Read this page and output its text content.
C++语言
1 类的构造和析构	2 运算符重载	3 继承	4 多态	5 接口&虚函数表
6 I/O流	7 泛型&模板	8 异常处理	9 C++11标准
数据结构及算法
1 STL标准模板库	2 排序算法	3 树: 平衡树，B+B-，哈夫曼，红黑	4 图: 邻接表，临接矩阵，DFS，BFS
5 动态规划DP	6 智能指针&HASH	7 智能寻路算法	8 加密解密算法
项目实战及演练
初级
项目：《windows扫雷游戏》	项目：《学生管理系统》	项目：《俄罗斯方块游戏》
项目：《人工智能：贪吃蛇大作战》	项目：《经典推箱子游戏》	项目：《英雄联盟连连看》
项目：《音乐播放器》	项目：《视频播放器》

════════════════

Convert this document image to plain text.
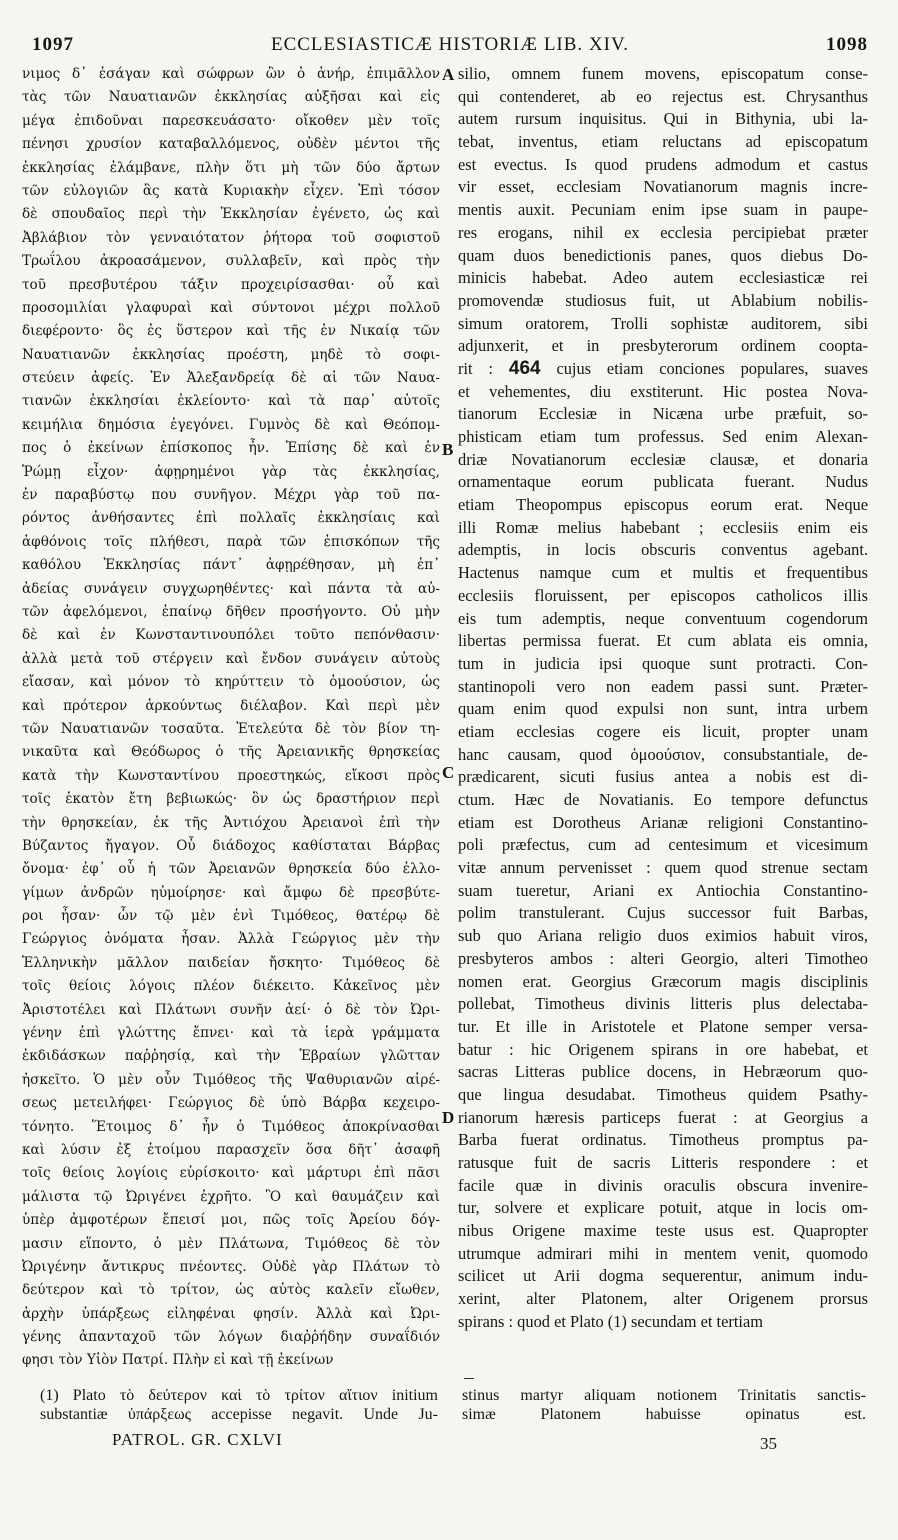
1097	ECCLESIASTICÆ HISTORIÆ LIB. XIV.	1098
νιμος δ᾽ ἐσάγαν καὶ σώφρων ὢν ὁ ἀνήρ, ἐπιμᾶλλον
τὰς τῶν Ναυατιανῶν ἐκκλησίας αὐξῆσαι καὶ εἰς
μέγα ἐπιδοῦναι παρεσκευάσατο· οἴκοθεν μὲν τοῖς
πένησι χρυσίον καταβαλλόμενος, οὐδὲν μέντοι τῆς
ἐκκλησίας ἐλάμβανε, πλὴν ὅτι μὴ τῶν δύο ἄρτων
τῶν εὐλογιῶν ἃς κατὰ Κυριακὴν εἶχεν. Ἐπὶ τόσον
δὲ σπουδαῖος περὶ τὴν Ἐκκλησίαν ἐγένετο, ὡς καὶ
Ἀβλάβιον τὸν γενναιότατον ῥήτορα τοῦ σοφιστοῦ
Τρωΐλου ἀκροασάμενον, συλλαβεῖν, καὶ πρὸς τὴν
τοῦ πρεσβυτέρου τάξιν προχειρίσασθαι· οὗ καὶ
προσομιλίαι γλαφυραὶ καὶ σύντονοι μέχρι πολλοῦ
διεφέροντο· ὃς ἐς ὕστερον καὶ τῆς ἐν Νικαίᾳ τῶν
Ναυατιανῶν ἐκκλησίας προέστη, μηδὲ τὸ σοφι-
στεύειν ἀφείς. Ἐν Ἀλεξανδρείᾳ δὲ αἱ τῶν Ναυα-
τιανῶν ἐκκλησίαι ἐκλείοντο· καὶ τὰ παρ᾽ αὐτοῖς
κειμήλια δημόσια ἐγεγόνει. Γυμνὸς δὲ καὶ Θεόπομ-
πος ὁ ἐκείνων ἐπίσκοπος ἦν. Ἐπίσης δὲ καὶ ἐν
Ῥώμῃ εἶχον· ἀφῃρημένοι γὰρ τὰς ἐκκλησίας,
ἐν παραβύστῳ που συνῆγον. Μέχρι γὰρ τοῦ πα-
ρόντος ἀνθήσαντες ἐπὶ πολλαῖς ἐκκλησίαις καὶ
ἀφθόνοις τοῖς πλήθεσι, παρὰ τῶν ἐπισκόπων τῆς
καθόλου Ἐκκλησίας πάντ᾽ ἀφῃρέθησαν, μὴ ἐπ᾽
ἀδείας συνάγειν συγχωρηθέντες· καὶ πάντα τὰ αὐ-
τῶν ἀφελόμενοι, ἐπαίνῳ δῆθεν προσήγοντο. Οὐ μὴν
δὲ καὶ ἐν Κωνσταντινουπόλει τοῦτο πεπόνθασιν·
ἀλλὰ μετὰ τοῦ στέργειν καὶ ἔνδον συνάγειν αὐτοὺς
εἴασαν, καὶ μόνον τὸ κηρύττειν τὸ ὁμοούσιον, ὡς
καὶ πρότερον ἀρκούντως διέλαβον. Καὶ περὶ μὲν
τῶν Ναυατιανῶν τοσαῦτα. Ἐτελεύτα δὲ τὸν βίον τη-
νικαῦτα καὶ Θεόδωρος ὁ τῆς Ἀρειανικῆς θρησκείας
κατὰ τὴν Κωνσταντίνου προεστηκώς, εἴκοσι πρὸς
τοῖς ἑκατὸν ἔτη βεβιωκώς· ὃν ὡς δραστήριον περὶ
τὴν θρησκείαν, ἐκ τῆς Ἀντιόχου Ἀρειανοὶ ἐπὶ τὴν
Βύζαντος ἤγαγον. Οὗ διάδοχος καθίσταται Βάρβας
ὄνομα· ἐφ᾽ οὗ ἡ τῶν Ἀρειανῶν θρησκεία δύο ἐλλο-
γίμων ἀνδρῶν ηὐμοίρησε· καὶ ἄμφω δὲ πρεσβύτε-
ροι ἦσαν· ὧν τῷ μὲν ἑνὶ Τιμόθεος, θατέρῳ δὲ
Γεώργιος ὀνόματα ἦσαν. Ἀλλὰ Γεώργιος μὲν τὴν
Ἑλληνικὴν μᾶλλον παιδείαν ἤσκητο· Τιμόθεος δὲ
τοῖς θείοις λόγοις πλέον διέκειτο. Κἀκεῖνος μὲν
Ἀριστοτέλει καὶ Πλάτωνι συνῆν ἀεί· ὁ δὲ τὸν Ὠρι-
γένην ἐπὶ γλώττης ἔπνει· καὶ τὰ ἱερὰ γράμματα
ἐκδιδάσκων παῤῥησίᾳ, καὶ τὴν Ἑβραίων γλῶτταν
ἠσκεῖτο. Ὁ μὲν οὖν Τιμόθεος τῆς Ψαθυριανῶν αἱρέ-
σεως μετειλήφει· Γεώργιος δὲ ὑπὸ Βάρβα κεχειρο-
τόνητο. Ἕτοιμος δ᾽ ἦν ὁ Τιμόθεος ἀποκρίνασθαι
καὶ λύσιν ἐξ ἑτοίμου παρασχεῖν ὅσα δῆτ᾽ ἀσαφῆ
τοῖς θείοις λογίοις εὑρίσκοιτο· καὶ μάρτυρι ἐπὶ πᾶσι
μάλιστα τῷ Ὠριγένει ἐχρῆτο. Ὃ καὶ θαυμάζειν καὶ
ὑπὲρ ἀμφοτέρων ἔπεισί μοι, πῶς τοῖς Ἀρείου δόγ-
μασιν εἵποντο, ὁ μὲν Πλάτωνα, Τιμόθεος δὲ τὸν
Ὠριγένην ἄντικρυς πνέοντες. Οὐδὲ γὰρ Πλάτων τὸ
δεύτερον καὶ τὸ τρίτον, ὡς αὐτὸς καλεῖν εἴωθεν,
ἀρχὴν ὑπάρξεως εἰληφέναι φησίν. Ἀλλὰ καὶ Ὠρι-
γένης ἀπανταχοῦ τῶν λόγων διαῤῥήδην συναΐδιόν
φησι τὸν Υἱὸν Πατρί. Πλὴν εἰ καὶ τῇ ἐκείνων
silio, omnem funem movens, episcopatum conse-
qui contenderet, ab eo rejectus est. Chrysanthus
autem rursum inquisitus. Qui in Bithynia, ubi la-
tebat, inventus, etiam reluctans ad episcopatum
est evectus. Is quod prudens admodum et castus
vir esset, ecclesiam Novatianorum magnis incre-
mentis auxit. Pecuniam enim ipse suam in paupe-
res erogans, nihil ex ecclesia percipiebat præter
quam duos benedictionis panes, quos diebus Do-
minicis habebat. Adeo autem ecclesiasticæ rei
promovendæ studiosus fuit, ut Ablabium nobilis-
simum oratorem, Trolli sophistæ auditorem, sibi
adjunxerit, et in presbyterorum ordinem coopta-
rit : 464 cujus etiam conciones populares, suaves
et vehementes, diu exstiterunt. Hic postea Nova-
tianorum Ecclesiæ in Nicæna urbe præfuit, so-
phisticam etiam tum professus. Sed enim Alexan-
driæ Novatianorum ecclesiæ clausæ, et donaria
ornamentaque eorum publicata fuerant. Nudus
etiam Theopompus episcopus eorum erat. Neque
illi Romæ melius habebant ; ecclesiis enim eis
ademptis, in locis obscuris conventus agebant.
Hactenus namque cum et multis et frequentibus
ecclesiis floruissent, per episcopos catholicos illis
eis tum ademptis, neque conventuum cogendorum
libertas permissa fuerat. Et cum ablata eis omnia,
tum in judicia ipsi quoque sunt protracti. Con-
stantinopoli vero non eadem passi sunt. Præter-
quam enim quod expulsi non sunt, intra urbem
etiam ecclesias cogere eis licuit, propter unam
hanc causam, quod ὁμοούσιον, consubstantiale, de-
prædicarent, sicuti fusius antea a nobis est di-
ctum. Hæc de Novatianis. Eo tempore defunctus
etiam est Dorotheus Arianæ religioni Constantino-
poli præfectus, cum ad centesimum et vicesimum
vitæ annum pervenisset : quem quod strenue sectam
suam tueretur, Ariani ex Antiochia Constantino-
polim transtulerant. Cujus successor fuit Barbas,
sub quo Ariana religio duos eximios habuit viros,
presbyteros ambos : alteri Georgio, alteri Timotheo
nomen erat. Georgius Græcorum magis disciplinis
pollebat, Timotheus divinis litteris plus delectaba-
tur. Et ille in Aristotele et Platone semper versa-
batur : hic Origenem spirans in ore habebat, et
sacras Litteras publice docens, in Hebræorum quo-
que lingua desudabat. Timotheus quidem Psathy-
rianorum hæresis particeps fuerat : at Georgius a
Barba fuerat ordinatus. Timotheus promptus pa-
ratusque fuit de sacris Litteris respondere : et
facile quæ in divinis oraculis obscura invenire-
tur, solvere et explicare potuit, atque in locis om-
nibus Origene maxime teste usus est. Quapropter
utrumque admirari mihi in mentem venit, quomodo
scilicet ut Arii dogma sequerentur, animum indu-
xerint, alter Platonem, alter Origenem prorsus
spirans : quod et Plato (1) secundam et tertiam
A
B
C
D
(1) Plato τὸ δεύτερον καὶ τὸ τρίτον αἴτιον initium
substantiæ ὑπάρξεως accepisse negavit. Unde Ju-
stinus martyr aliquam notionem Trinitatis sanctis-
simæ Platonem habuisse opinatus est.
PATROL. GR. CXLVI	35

════════════════

Count the lines above that contain the word "ecclesiis", and give only that number.

**Output for this task**: 2